> Goal
Among the entries below, find how many lines carry the word "主要原因是人员工资增加" and state only that figure.
• • • • • • •
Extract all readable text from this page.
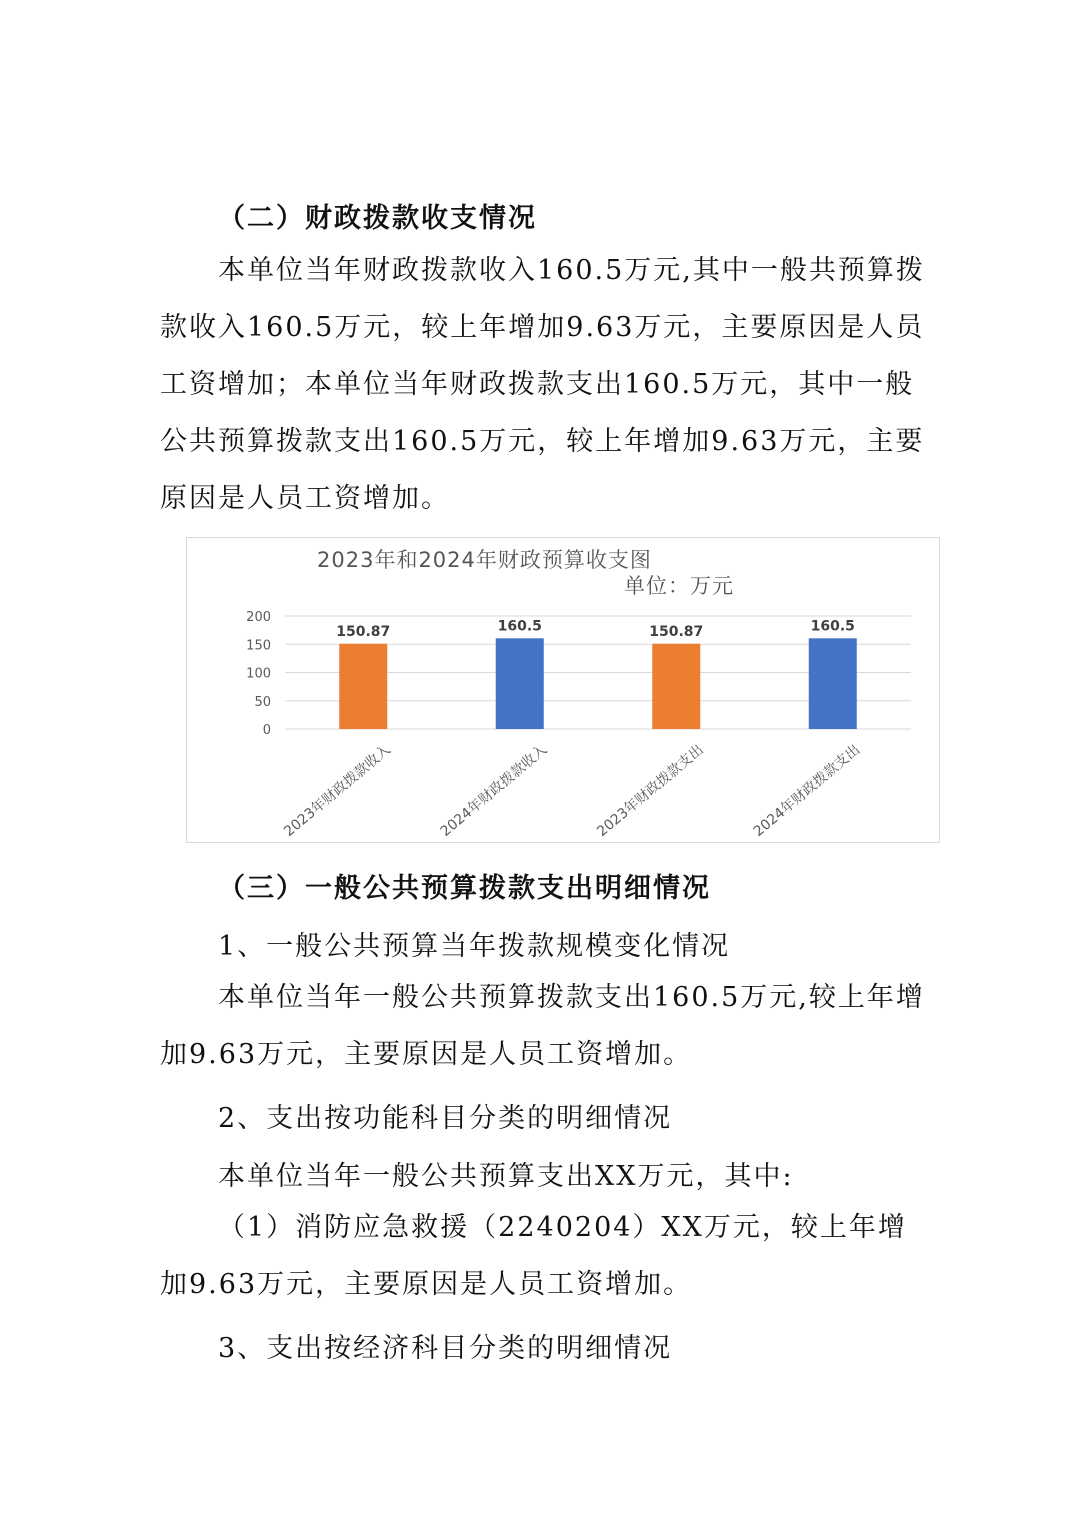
（二）财政拨款收支情况

本单位当年财政拨款收入160.5万元,其中一般共预算拨款收入160.5万元，较上年增加9.63万元，主要原因是人员工资增加；本单位当年财政拨款支出160.5万元，其中一般公共预算拨款支出160.5万元，较上年增加9.63万元，主要原因是人员工资增加。

2023年和2024年财政预算收支图
单位：万元
200
150
100
50
0
150.87
2023年财政拨款收入
160.5
2024年财政拨款收入
150.87
2023年财政拨款支出
160.5
2024年财政拨款支出
（三）一般公共预算拨款支出明细情况
1、一般公共预算当年拨款规模变化情况

本单位当年一般公共预算拨款支出160.5万元,较上年增加9.63万元，主要原因是人员工资增加。

2、支出按功能科目分类的明细情况
本单位当年一般公共预算支出XX万元，其中:

（1）消防应急救援（2240204）XX万元，较上年增加9.63万元，主要原因是人员工资增加。

3、支出按经济科目分类的明细情况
• • • • • • •
> Task solution
3